* **DIRECTION**: In the entries below, find every line holding the string "India" and collect it.

Start MATERIAL SHOWN

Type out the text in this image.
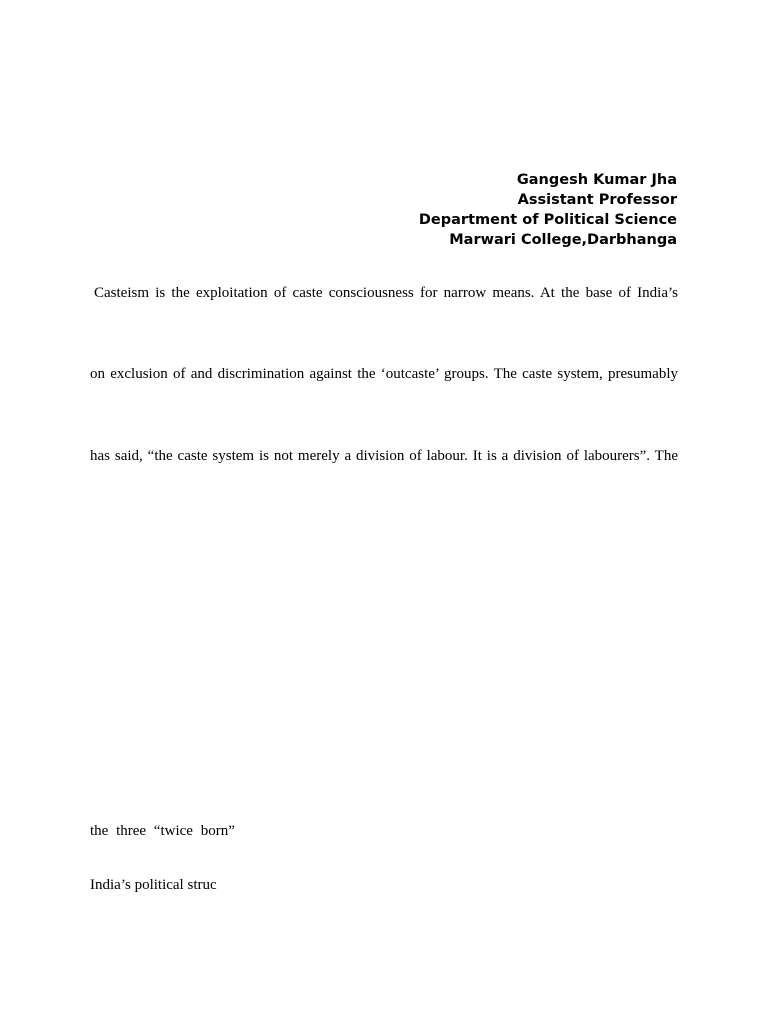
Gangesh Kumar Jha
Assistant Professor
Department of Political Science
Marwari College,Darbhanga
Casteism is the exploitation of caste consciousness for narrow means. At the base of India’s
on exclusion of and discrimination against the ‘outcaste’ groups. The caste system, presumably
has said, “the caste system is not merely a division of labour. It is a division of labourers”. The
the three “twice born”
India’s political struc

End MATERIAL SHOWN

* **SOLUTION**:
Casteism is the exploitation of caste consciousness for narrow means. At the base of India’s
India’s political struc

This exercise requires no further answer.